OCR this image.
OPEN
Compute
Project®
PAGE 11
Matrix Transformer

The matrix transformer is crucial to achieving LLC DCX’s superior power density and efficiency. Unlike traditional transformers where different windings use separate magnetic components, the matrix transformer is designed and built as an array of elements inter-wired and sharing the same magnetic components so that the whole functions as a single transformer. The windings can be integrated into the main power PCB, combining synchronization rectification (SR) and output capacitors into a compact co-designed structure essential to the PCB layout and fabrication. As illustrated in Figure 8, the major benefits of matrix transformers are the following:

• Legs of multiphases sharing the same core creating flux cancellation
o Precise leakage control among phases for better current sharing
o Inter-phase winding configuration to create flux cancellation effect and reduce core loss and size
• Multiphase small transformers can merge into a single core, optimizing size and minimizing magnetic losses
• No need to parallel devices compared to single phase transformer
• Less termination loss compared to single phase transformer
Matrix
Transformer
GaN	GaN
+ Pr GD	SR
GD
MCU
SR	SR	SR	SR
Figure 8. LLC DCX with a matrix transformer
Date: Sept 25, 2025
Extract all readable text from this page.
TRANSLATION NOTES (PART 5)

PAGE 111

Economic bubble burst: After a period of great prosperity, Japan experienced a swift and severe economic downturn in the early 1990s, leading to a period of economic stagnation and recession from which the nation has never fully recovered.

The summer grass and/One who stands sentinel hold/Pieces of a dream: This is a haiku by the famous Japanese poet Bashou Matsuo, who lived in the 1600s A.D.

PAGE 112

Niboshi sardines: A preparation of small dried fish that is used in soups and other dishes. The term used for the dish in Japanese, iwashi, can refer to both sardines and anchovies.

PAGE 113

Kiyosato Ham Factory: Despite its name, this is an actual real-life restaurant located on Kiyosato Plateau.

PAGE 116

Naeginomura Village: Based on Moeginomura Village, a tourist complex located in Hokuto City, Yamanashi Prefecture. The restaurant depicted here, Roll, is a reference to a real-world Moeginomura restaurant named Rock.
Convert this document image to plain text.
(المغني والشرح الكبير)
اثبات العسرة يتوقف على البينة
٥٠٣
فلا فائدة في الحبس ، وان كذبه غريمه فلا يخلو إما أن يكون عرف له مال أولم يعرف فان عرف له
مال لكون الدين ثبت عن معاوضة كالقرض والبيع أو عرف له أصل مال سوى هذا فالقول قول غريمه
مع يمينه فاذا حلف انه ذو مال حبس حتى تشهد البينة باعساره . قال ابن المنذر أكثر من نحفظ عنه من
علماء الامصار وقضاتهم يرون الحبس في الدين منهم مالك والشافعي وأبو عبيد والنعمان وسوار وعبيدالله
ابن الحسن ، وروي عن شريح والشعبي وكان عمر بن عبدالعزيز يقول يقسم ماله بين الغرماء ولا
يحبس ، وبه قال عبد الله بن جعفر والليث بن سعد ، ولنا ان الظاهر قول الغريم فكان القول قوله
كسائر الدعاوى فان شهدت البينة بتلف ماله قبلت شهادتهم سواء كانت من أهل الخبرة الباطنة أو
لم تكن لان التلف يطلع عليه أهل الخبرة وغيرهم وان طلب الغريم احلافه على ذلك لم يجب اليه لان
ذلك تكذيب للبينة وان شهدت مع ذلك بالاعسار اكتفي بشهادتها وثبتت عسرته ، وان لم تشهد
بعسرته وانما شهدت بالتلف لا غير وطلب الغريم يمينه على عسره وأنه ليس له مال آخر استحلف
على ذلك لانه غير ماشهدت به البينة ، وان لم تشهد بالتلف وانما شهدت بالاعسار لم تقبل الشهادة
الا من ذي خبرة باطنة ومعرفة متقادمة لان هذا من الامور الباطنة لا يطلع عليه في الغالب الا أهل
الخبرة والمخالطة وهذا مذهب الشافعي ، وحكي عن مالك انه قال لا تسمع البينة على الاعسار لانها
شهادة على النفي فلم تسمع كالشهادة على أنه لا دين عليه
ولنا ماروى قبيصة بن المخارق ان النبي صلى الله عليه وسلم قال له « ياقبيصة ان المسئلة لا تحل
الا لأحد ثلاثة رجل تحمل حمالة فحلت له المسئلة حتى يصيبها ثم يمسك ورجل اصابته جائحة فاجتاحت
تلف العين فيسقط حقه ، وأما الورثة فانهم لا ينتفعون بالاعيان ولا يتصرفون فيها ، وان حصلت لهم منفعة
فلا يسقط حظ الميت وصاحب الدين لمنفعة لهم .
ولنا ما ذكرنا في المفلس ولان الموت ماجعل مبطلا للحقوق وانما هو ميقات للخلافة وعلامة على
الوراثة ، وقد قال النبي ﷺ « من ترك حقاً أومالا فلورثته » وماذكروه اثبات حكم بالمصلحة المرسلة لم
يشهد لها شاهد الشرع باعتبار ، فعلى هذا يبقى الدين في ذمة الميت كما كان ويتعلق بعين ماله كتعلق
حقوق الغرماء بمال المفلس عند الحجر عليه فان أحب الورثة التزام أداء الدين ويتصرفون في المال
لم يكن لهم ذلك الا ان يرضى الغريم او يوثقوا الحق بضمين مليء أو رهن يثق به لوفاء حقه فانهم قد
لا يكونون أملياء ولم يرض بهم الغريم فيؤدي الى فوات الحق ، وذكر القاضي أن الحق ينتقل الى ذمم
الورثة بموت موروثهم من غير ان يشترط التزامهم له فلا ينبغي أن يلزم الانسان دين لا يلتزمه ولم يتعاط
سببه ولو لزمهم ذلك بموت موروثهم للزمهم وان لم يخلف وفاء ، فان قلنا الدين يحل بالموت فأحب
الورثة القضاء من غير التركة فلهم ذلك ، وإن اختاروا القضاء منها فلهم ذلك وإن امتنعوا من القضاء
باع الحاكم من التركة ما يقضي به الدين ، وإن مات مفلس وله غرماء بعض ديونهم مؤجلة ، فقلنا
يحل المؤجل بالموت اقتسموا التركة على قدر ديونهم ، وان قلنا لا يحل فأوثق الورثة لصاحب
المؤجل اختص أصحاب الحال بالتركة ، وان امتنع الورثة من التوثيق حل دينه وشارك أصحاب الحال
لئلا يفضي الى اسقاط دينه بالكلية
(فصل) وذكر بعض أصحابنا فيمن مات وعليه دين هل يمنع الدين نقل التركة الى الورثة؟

━━━━━━━━━━

What you should do – Across the records above, count the lines holding "البينة" and reply with that number alone.

Written solution – 5